• **課題**:
A. 英語学習の文章で「明日はそんなことを考えたいと思います」で始まる段落を、要点を残して短く書き直すこと。
B. 英語学習の文章のうち、「The FIFA World」から「いつも、何をやっているのか分からないかもしれませんが、ぜひ本を読んでください。」までをそのまま写してください。
C. 英語学習の文章を、最後の文の後から書き継ぐこと。

• **抜粋**:
= = =

2014年5月22日木曜日

英語はどう学ばれているか?

いつもあちらこちらと話が飛んでしまい、まとまりがつきません。すみません。

英語を教える、学ぶ、というのは簡単なようでむずかしいし、けっこう複雑です。

人はみなさん違います

つまり

教師もみな違います
生徒もみな違います

人は同じモノを見ても、認識は違います。次の英文を読んで何を思い浮かべますか?

A sharp whistle goes across the green valley.


おそらく、この口笛を言語と考える人はあまりいないでしょう。

The FIFA World Cup in 2014 is going to be held in Brazil! 

これはほぼ同じ認識をするでしょうが、考えることは違います。

二つの文を較べると、どちらが英文としてむずかしいでしょうか?

このむずかしさ感は、英語を学ぶ目的や教え方や学び方に関係すると、私は考えます。

明日はそんなことを考えたいと思います。が、みなさんの発表が始まりますので、そのことが話題の中心となります。

いつも、何をやっているのか分からないかもしれませんが、ぜひ本を読んでください。

『言語教師認知の研究』
『言語教師認知の動向』

みなさんの貴重な発表から、少しずつ英語教師を研究をすることの意義が分かると思います。

= = =

(元データ)
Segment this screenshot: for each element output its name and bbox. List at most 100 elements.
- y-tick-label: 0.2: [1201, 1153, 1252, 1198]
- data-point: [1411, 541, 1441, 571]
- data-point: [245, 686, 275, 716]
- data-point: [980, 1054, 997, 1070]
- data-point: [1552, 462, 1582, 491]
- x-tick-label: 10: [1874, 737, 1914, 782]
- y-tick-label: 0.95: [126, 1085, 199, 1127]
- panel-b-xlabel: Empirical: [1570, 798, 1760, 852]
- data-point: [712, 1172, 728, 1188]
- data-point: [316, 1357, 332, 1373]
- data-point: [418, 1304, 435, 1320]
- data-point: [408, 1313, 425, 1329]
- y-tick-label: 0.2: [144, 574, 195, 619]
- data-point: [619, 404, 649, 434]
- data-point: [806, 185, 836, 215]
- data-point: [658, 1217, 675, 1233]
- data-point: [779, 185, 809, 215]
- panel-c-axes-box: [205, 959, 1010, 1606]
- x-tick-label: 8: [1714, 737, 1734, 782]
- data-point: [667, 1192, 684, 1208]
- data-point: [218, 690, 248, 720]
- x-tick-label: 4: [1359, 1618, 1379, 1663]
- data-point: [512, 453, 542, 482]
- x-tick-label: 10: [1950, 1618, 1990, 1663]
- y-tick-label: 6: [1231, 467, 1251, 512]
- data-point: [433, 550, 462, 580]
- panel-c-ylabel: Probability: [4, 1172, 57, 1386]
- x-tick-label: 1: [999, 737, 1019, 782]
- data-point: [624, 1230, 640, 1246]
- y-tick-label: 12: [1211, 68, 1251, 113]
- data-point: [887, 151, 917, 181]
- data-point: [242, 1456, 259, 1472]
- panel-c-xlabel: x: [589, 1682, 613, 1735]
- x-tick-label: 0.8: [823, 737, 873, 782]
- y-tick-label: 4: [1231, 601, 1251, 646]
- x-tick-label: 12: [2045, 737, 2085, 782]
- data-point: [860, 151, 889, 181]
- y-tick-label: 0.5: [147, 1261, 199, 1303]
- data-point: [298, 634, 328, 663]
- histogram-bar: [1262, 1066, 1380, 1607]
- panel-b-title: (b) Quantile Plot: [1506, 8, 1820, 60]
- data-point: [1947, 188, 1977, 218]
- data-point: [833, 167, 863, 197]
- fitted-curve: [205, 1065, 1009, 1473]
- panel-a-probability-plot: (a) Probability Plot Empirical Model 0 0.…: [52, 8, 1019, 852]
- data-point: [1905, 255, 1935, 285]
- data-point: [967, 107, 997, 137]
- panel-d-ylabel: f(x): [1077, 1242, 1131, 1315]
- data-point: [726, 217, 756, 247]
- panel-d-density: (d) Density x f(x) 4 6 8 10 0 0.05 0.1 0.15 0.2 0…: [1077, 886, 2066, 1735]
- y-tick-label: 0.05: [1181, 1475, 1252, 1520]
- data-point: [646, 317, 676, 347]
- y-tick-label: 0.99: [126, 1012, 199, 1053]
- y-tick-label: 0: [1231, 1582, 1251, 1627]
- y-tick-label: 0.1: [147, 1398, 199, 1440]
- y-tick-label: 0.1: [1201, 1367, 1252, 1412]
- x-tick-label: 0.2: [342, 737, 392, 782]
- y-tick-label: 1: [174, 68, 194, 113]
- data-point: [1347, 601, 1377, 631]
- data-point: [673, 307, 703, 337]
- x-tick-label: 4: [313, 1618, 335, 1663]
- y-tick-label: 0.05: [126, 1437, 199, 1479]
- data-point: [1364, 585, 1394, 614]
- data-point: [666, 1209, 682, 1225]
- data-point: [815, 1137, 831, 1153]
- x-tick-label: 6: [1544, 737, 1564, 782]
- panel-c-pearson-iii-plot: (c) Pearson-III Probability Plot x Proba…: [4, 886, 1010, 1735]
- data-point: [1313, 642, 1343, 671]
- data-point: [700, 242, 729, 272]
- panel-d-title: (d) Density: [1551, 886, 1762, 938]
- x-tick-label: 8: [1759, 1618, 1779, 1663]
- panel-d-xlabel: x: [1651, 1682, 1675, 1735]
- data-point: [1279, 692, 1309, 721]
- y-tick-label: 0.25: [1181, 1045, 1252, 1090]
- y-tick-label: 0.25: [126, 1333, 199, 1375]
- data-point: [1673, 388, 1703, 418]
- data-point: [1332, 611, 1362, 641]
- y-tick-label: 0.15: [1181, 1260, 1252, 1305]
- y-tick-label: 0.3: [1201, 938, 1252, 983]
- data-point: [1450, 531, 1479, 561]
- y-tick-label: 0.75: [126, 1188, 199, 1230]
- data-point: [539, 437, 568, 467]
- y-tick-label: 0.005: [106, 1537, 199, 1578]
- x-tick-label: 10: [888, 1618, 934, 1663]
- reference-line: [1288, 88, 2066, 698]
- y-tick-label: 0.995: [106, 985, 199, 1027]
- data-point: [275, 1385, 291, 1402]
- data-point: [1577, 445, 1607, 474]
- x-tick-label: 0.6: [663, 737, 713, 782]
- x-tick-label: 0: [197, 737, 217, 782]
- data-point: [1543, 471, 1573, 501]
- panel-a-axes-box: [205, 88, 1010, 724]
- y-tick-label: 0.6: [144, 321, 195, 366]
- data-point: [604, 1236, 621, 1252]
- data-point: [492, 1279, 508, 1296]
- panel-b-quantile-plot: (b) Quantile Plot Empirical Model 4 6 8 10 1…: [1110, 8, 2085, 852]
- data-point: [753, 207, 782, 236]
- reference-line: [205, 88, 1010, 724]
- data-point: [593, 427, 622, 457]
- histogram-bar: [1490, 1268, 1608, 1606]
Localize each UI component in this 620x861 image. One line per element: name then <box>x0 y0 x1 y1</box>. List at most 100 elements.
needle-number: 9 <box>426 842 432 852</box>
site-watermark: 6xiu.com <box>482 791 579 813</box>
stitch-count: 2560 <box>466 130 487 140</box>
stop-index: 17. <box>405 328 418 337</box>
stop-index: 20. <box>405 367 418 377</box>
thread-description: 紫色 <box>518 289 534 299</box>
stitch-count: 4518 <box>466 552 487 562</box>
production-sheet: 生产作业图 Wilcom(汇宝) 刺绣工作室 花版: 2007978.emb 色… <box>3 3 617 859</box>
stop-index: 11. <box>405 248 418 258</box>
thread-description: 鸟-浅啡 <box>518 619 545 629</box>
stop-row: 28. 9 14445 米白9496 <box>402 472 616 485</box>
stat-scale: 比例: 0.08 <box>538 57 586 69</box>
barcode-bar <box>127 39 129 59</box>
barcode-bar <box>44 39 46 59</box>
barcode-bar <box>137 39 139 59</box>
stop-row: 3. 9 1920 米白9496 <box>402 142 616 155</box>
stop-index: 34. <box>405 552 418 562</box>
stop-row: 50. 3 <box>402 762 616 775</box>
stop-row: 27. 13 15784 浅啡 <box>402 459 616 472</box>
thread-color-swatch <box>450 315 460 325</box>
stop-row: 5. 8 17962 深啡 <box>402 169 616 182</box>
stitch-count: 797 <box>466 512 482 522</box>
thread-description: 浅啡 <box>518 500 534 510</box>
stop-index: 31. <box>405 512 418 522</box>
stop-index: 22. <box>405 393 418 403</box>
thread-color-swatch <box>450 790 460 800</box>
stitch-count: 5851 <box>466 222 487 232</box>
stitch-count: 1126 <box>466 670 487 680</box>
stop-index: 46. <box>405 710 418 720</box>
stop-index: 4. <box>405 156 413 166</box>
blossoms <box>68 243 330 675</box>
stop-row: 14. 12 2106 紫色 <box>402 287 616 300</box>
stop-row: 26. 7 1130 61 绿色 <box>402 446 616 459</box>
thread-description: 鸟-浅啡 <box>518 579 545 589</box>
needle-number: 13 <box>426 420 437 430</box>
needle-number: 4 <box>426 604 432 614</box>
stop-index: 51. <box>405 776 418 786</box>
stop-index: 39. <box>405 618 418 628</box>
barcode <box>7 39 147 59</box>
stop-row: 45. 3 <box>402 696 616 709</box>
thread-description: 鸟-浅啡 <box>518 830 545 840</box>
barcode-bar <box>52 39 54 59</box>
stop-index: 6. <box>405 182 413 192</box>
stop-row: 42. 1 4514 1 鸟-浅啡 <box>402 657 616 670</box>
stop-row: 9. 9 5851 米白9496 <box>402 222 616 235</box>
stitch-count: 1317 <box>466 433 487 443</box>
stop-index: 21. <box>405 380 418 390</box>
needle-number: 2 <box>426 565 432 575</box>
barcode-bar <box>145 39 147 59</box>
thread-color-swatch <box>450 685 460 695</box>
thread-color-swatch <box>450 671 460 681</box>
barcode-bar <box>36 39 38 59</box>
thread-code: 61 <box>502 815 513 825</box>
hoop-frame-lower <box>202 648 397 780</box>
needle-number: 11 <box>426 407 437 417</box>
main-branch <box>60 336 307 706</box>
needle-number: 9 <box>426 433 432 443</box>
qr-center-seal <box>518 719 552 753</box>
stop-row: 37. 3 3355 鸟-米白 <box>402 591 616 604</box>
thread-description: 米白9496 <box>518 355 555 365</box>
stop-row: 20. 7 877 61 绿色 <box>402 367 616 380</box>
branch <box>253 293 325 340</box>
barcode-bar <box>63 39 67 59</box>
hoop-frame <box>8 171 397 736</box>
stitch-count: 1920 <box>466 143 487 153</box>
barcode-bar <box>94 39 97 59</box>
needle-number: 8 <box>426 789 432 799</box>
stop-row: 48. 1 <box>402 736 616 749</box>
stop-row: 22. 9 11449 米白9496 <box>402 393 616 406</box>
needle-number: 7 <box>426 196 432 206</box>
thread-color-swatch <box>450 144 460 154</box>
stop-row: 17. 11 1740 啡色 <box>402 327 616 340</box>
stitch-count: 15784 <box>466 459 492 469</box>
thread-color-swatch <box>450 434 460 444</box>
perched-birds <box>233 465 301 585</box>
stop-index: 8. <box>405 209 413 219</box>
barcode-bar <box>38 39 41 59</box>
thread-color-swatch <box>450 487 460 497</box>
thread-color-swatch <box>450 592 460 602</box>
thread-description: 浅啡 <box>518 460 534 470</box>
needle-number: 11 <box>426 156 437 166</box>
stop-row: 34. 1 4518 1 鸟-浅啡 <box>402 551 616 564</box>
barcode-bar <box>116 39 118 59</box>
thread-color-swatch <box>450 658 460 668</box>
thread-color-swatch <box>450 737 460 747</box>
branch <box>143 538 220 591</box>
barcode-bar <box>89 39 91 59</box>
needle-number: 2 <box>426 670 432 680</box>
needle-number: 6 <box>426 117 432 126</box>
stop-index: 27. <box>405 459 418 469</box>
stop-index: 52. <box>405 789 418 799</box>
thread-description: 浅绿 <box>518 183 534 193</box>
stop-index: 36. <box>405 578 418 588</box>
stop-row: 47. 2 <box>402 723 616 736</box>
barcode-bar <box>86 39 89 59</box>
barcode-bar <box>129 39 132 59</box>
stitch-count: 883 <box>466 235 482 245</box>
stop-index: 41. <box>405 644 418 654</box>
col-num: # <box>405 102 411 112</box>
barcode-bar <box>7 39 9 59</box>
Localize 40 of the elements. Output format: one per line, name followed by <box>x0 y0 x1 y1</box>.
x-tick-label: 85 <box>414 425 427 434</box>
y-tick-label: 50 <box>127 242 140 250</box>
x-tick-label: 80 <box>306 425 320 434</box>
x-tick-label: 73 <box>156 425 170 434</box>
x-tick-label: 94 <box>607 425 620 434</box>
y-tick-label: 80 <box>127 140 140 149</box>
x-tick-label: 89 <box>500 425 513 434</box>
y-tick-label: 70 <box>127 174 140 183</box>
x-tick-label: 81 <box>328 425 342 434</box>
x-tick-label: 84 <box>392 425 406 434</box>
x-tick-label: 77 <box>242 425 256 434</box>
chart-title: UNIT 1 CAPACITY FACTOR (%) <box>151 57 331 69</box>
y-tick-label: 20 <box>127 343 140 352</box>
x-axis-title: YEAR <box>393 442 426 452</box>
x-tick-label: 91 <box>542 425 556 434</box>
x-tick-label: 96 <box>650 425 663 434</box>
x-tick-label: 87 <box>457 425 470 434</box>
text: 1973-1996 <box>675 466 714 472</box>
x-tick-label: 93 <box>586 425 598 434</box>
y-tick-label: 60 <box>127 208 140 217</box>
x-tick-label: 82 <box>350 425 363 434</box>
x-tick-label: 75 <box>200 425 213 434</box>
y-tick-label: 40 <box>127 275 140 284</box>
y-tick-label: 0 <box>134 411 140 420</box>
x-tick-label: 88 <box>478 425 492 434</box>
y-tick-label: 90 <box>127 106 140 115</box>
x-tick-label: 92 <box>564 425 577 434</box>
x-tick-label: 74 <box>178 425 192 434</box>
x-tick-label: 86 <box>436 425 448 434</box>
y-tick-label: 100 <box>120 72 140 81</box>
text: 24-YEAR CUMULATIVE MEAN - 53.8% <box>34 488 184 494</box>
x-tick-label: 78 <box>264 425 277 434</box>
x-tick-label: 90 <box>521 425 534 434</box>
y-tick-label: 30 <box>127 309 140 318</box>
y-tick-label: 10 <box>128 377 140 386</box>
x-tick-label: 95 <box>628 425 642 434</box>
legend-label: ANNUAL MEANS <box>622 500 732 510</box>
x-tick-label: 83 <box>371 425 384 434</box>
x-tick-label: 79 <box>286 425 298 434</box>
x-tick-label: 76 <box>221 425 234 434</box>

= = =

• **回答**:
A. 明日はこのことを考えたいが、みなさんの発表が始まるので、発表が話題の中心になる。

B.
The FIFA World Cup in 2014 is going to be held in Brazil! 

これはほぼ同じ認識をするでしょうが、考えることは違います。

二つの文を較べると、どちらが英文としてむずかしいでしょうか?

このむずかしさ感は、英語を学ぶ目的や教え方や学び方に関係すると、私は考えます。

明日はそんなことを考えたいと思います。が、みなさんの発表が始まりますので、そのことが話題の中心となります。

いつも、何をやっているのか分からないかもしれませんが、ぜひ本を読んでください。

C.
すべての人が教師となるわけではないようですが、教師という仕事や教育という仕事はおもしろい仕事です。ぜひ、携わっていただきたい。

2014年5月14日水曜日

英語教師はどう教えているか?2

英語教師はどう教えているか?ということを考えようと思いましたが、例のごとく様々な話題が出て、そちらの方が面白くてついついしゃべってしまいました。

面白いと思うかどうかは、みなさん次第です。授業は受け身では絶対に面白くありません。また、学ぶということもただ「倣う」「まねる」では発展はないと思います。特にこの授業に集まっている人は、「英語教師」に興味があるわけで、「英語教師」という何かがあるわけでもなく、そこに答えがあるわけでもありません。自分で探すことです。

ですから、みなさんの疑問や考えたいことは貴重です。一つ一つを思い出せませんが、みなさんの疑問について、私が考えたことは私にとっては貴重でした。

みなさんは、そろそろテーマを決めて「英語教師研究」を自分自身の興味と関心から探求してください。5月23日に聞きます。

さて、英語教師はどう教えているか?ということですが、答えは、わかりません。というより、複雑です。なんとなくイメージは浮かびますが、自分の体験と人の体験は違うし、一つの授業を見ても、みなさん一人ひとりが見る視点は違います。出て来た結果はばらばらです。

ということを前提に、私が経験したこと見たことのいくつかを書いておきます。今回は、小学校にしぼります。(私個人の認知を基盤にしているので事実ではないということは理解してください。)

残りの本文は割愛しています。